GIVEN PASSAGE

Featuring Itzhak Perlman, Toby Perlman, Alan Alda, Amnon Weinstein, Stefan Valcuha, Billy Joel, Zubin Mehta, Pinchas Zukerman, Evgeny Kissin, Mischa Maiskey, Martha Argerich, Barack Obama, Dorothy Delay and the Klezmatics.
Directed by Alison Chernick.
Distributed by American Masters Pictures. 83 minutes. Not Rated.
It’s 6:00 a.m. and I’ve been moved to tears by a gracefully-constructed film and its maestro violinist, Itzhak Perlman.
Itzhak is a film of love and beauty; of art and its human struggle. It centers on the buoyant Itzhak Perlman and his wife, Toby – their relationship to each other, their Jewish culture and history, commitment to teaching, and appreciation of their lives.
Historically, although the mom of a symphonic percussionist, I am not in love with the violin. There are always so many of them performing and they are always in the way of me seeing my petite teen while she plays. Having said this, there is something haunting and beautiful about a well-played violin solo and there is no better soloist then the legendary Itzhak Perlman.

ENTRIES SHOWN
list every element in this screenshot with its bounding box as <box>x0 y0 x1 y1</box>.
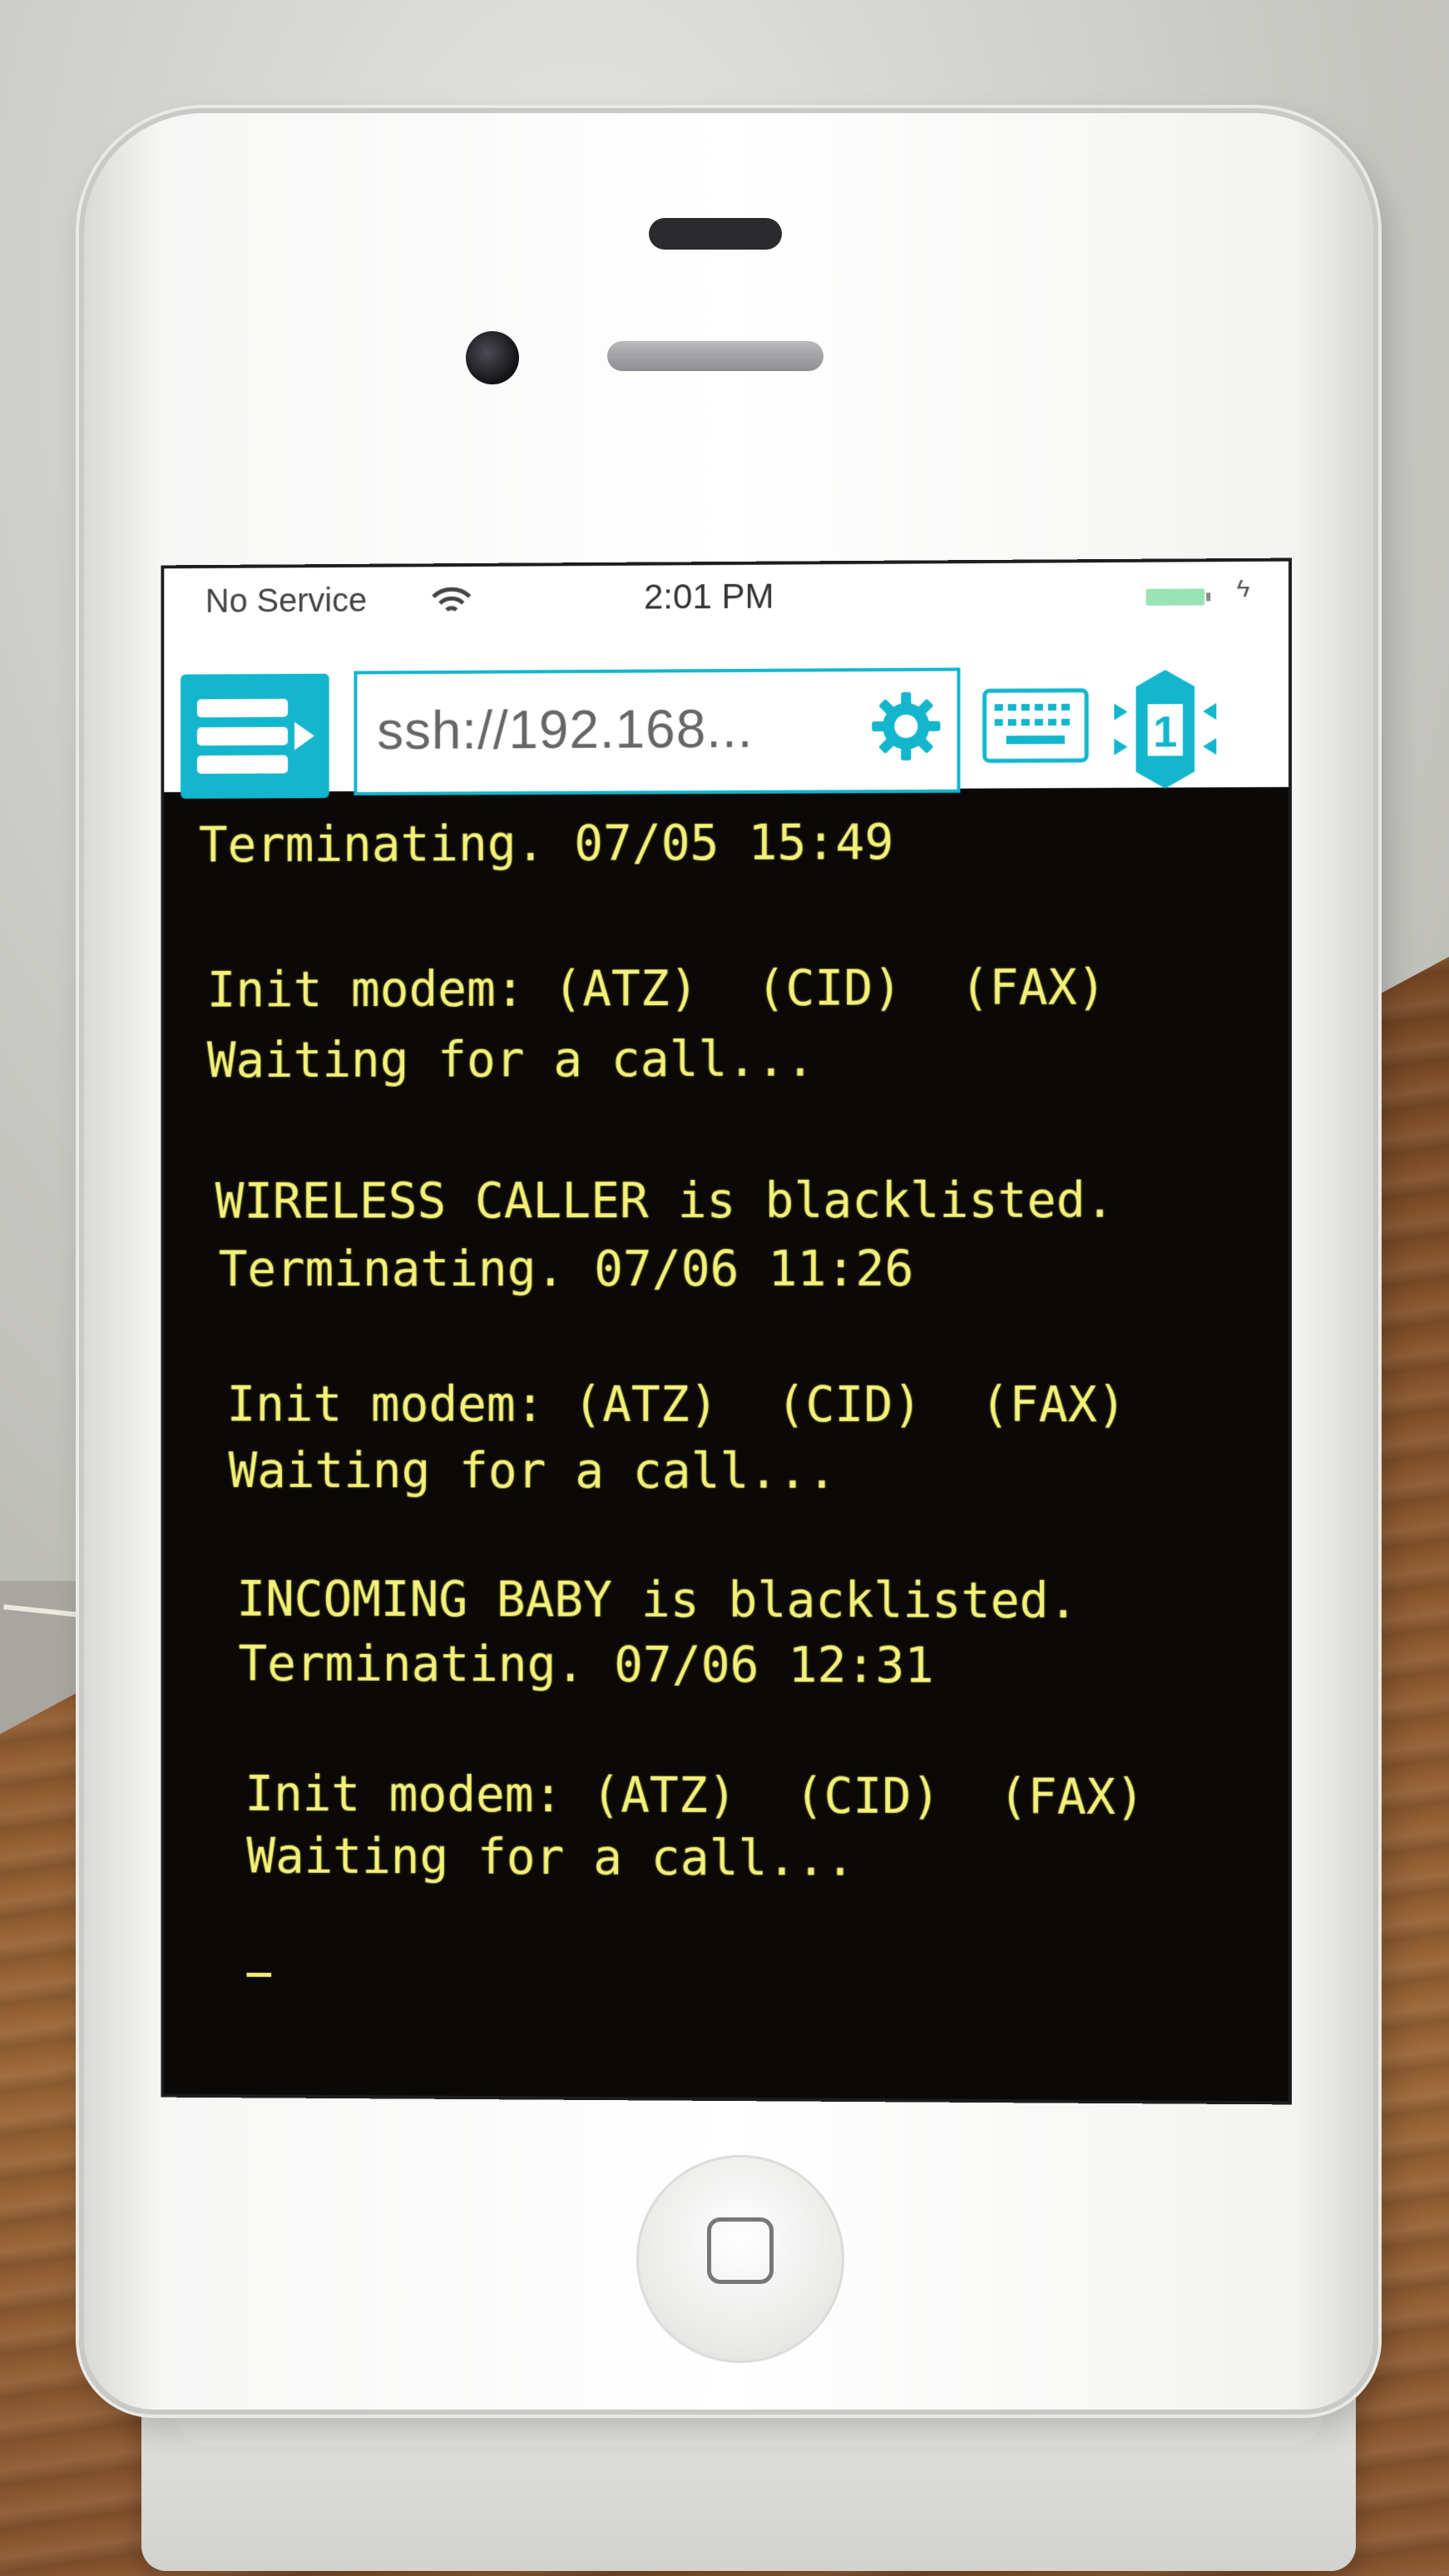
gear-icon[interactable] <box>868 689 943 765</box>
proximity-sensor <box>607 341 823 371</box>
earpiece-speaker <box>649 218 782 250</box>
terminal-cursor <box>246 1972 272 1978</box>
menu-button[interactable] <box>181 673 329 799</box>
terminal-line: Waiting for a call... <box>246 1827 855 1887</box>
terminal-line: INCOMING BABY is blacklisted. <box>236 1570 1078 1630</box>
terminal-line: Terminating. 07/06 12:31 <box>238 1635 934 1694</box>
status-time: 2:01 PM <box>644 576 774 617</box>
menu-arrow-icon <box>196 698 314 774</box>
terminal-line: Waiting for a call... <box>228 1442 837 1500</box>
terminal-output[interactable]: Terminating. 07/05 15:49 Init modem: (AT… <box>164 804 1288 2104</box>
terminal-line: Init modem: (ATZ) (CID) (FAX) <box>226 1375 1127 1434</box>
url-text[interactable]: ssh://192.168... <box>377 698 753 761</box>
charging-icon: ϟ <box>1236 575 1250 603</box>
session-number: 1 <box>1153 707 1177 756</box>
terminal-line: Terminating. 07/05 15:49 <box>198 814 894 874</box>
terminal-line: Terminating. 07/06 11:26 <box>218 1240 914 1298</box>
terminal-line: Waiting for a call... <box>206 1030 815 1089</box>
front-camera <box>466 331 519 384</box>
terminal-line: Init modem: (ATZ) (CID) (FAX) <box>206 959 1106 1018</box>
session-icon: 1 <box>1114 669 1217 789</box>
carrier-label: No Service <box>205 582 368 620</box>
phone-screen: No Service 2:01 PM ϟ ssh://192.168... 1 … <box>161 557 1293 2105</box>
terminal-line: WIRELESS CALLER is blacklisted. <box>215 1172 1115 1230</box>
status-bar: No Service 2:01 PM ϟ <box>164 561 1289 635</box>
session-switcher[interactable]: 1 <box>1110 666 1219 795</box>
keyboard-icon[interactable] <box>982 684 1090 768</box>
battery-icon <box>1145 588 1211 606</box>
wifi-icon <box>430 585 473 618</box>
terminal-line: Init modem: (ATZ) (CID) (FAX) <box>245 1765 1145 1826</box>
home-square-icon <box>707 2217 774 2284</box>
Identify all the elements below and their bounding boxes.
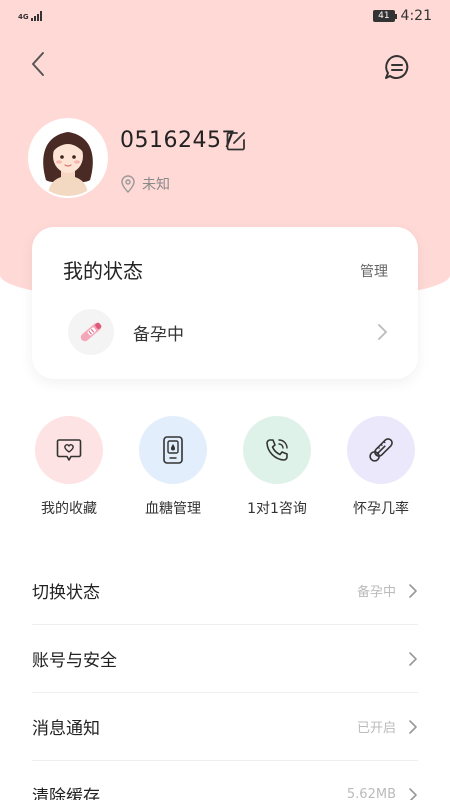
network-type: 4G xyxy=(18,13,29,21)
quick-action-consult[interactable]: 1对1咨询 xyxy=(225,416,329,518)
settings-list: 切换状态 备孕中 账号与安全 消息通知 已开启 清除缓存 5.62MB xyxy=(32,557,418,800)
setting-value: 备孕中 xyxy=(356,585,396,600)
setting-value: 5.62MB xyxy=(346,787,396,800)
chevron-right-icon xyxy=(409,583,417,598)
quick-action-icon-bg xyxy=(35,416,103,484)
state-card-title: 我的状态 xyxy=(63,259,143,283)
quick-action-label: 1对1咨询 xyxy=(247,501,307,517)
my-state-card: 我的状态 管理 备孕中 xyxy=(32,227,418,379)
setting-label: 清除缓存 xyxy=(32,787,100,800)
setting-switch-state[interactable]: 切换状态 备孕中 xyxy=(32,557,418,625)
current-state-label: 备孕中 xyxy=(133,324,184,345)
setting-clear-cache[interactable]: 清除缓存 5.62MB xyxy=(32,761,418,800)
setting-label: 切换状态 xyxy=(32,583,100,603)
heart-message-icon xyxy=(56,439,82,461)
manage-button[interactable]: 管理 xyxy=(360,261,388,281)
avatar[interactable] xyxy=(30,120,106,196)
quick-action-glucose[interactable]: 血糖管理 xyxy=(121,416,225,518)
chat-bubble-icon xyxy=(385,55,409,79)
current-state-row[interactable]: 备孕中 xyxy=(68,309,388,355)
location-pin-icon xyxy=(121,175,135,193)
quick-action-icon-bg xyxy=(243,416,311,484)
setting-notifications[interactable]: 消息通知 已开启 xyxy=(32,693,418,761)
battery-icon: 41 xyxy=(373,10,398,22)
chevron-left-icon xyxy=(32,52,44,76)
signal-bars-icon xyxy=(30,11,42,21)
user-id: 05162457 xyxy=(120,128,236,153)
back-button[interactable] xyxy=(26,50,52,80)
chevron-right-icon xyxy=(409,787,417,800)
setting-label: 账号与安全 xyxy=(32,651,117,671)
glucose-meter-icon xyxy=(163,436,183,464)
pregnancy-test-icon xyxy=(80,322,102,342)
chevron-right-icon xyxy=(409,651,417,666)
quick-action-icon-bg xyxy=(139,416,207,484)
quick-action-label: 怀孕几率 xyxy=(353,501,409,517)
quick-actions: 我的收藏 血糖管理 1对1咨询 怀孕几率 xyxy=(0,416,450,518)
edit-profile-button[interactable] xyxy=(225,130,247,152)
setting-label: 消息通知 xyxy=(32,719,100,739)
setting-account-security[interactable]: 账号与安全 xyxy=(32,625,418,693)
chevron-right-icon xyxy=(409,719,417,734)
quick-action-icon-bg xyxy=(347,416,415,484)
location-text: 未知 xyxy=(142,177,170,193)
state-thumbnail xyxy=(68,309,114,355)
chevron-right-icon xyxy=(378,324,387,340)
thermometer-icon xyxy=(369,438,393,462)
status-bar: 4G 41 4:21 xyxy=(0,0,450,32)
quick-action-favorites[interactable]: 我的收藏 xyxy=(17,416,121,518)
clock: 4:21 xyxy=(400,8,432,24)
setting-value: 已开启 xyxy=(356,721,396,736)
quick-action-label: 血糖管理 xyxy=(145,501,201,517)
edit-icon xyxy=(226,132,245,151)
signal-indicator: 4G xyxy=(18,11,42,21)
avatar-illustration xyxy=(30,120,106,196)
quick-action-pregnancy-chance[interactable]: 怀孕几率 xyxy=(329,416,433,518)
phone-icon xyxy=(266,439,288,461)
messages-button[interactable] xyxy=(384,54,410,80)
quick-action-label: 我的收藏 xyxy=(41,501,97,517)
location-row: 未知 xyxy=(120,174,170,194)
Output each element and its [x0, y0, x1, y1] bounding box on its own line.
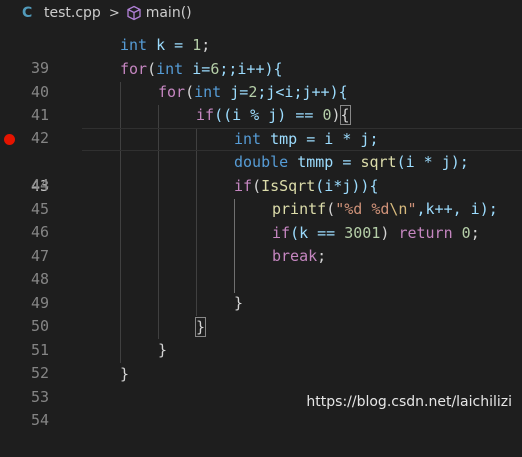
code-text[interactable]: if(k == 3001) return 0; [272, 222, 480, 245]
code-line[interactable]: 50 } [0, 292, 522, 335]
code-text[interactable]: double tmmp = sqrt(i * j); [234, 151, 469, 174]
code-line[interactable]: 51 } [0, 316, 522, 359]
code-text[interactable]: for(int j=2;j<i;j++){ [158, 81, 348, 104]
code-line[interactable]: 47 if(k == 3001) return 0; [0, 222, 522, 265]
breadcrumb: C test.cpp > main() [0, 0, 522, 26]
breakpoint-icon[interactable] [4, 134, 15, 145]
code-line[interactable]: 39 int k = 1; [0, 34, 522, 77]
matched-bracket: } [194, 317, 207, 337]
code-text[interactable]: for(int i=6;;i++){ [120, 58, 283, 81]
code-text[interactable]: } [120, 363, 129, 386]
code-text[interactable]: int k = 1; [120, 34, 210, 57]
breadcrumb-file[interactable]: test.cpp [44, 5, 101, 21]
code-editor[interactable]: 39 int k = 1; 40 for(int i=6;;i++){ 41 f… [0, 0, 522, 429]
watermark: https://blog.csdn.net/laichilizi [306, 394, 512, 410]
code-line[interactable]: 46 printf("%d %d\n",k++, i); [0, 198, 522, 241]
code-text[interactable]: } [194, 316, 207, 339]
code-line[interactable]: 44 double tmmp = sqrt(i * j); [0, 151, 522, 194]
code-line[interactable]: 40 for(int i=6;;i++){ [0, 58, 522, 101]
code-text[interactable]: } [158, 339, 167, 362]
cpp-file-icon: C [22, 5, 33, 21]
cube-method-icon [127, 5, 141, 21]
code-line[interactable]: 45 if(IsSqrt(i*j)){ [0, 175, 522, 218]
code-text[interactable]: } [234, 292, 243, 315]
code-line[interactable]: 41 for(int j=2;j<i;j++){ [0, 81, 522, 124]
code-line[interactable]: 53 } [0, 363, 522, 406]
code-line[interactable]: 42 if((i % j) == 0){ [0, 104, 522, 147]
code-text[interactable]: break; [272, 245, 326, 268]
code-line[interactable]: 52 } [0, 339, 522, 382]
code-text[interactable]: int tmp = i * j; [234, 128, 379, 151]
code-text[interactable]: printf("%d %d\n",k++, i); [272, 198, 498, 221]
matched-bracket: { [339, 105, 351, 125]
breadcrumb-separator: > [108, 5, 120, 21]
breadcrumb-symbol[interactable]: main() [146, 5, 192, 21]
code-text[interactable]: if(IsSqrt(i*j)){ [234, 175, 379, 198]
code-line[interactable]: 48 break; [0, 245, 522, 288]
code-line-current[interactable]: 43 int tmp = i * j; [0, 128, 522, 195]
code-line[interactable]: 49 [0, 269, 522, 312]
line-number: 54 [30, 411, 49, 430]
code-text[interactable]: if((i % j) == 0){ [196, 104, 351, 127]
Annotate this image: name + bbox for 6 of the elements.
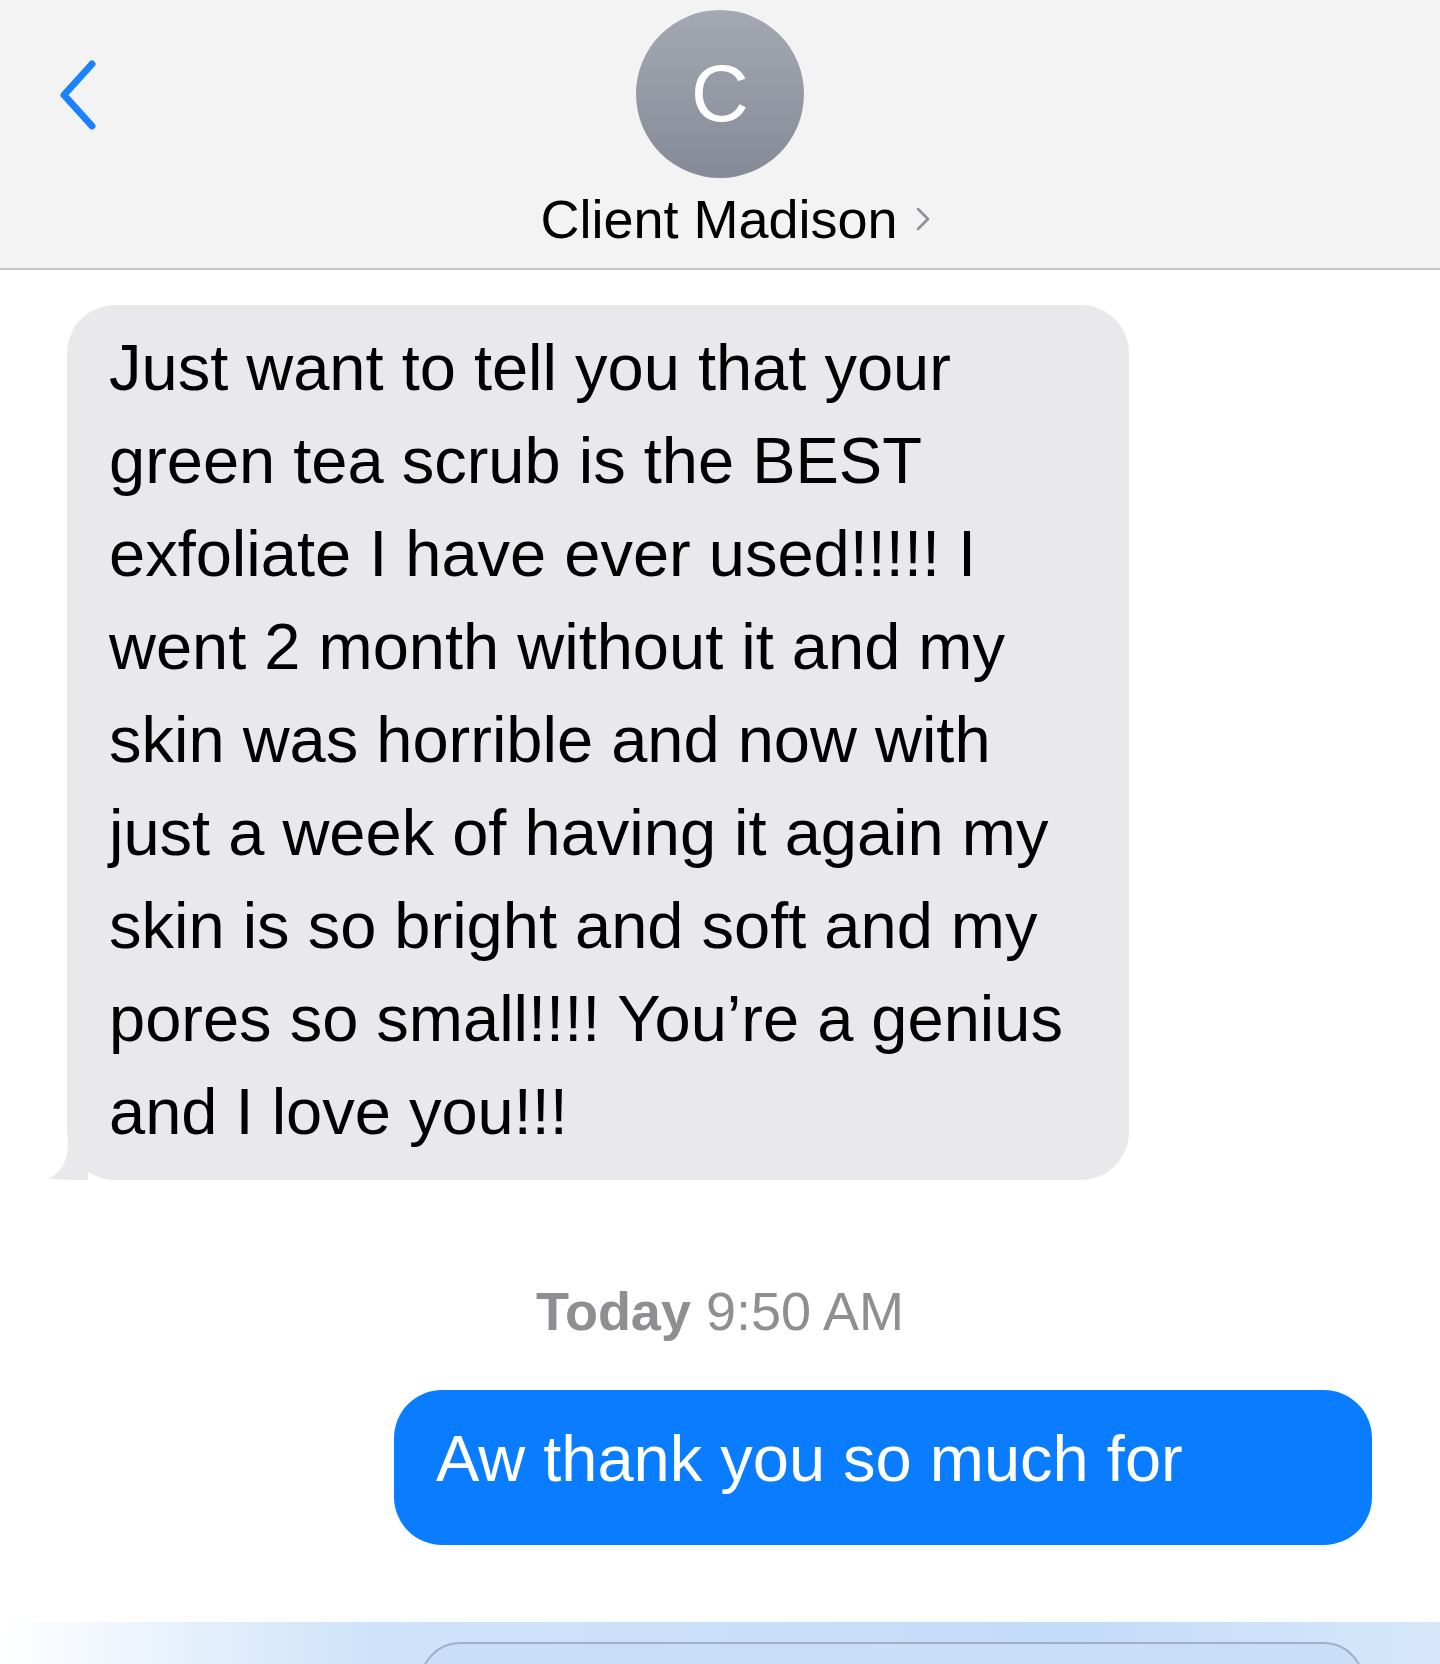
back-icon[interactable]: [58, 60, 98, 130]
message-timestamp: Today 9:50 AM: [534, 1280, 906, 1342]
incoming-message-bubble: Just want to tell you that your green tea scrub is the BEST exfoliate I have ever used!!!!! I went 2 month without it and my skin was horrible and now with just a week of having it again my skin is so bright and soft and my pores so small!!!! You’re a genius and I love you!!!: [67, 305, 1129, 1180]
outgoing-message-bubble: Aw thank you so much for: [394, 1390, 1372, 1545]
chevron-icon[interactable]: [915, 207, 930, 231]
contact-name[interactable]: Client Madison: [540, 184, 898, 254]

WORK TO COMPLETE
**a.** According to the review of the Itzhak documentary, who directed the film?
**b.** Pick up the review of the Itzhak documentary right after its last sentence and keep writing it.
The items have nothing to do with what is asked here.

THE RESULTS
**a.** Alison Chernick directed it.

**b.**
I’ve never had the opportunity to hear Perlman perform in person but feel like this film truly captures his spirit. To watch this master perform is a work of art in itself. He doesn’t fit the mold of a master violinist. Perlman is squishy and goofy, focused yet fun. He does not perform or travel on the Jewish Sabbath and spends his Shabbat with his family. He has dedicated his life to not only performing, but to teaching, finding that teaching has made him the performer that he is today because as a teacher, he is listening at a different level.
Itzhak has all of the touch points that I have come to expect in a biographical documentary: history, struggles, and accolades. The film has the added bonus of an incredible soundtrack made up of its subject’s own performances, and the joy of a man who has known struggle and overcome.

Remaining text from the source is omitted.